##### Texto #####

Hace días vengo pensando en garabatear estas líneas, pero el país, ¡ay el país!, no para de arrojarnos titulares como chanclazos.
Cada
día llega una nueva noticia a enterrar la anterior en una montaña de estiércol
fresco, dejándonos la indignación y la indiferencia que nos arrastran como un tsunami de
melancolía colectiva.
Es que, si no es Mengano, es Zutano, y si no Perencejo. Solo
nos falta que llegue el primo lejano de Pepito (el de los cuentos) para
decirnos que lo que estamos viviendo es solo el preludio de un enredo monumental con
tintes de cacho colorado.
Cuando deberíamos estar festejando por haber sobrevivido a ese carrusel
de catástrofes naturales y pandemias que enfrentamos (solos) en años anteriores, resulta
que otra vez tropezamos para caer de bruces sobre una realidad repleta de
episodios de odio y venganza. En un bucle repleto de muertos anónimos, con villanos y chullitas que no aportan en nada pues ni siquiera son capaces de salvarse a sí mismos.
¡Menudo paquete nos ha tocado desenvolver a los ecuatorianos!, testigos de los cientos de regalitos envenenados que nos trae la verdad que nos azota, una pandemia de inseguridad aupada por la mala política y los malos políticos que sin sonrojo se han investido de rockstars dizque para romper todo, incluso sus consciencias, por puro odio y por el placer culposo de exorcizar su pequeñez.
Mientras esperamos que pase el tsunami y por si me buscan, seguiré aquí, echándole una cucharadita
de miel de abeja al café que esta noche acompaña el reconteo de jugarretas
cósmicas que me han dejando los años, en un constante pellizco de sorpresas a las
que casi siempre es mejor sacarles la lengua y guiñarles un ojo.

#####

### Lista de tareas
1 - Según el texto, ¿qué se le echa al café que acompaña esta noche el reconteo?
2 - Reproduce literalmente el fragmento del texto que comienza con las palabras "Mientras esperamos que" y termina con "guiñarles un ojo.".
Los datos no guardan relación con el texto.

##### Datos extraídos #####

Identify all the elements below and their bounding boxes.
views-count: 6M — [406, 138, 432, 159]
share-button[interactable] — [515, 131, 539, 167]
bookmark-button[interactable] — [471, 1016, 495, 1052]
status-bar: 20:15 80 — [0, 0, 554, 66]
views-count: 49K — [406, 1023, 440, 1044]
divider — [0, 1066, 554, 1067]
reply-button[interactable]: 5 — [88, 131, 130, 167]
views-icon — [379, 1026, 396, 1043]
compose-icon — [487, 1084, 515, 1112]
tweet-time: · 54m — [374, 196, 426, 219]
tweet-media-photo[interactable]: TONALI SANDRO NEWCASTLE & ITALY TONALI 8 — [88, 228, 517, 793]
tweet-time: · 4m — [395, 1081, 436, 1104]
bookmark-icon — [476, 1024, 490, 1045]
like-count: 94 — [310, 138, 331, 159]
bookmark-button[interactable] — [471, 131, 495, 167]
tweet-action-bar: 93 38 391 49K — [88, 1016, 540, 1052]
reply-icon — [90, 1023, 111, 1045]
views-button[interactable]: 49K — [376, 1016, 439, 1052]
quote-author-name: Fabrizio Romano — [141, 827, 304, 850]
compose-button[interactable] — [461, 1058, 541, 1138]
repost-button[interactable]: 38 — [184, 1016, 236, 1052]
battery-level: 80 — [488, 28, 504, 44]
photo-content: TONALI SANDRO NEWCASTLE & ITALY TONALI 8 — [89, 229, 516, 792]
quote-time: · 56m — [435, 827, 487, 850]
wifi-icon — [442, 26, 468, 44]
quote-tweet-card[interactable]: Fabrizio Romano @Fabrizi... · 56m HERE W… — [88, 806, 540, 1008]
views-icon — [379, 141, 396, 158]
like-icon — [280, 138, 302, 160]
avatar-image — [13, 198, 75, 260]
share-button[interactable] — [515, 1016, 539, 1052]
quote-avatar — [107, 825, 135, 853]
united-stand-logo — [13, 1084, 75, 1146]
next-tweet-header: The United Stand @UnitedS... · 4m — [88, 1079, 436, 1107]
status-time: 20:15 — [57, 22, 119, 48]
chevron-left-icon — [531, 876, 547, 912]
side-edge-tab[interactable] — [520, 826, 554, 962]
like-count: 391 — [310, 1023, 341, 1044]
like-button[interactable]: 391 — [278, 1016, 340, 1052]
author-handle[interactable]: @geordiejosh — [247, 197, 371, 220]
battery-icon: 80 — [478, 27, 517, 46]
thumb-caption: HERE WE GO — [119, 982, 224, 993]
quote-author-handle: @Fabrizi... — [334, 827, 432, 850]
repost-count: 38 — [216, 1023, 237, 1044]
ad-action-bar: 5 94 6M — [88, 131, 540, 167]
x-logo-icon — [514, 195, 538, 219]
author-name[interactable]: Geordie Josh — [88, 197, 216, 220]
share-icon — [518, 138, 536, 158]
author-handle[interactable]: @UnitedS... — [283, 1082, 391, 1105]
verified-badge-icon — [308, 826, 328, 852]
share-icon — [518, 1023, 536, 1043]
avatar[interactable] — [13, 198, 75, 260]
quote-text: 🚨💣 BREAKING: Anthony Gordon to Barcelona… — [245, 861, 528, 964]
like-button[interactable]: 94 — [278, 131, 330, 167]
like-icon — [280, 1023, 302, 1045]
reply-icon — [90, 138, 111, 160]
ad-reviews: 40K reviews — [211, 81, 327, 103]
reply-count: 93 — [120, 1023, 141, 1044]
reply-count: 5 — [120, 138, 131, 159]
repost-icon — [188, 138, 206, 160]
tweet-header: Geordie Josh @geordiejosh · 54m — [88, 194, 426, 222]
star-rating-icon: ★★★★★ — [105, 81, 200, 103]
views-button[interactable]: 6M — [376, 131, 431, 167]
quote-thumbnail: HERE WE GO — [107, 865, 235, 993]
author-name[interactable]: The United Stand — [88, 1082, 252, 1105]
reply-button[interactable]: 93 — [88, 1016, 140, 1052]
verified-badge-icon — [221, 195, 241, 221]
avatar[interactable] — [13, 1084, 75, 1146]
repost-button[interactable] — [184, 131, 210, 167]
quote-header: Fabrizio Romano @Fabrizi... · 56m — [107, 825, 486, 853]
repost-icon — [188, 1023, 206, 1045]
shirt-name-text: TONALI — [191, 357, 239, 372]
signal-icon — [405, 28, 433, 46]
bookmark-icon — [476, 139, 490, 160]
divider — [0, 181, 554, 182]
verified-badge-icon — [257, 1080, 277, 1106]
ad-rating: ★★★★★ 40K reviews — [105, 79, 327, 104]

#####

### Tus respuestas
1 - Una cucharadita de miel de abeja.

2 -
Mientras esperamos que pase el tsunami y por si me buscan, seguiré aquí, echándole una cucharadita
de miel de abeja al café que esta noche acompaña el reconteo de jugarretas
cósmicas que me han dejando los años, en un constante pellizco de sorpresas a las
que casi siempre es mejor sacarles la lengua y guiñarles un ojo.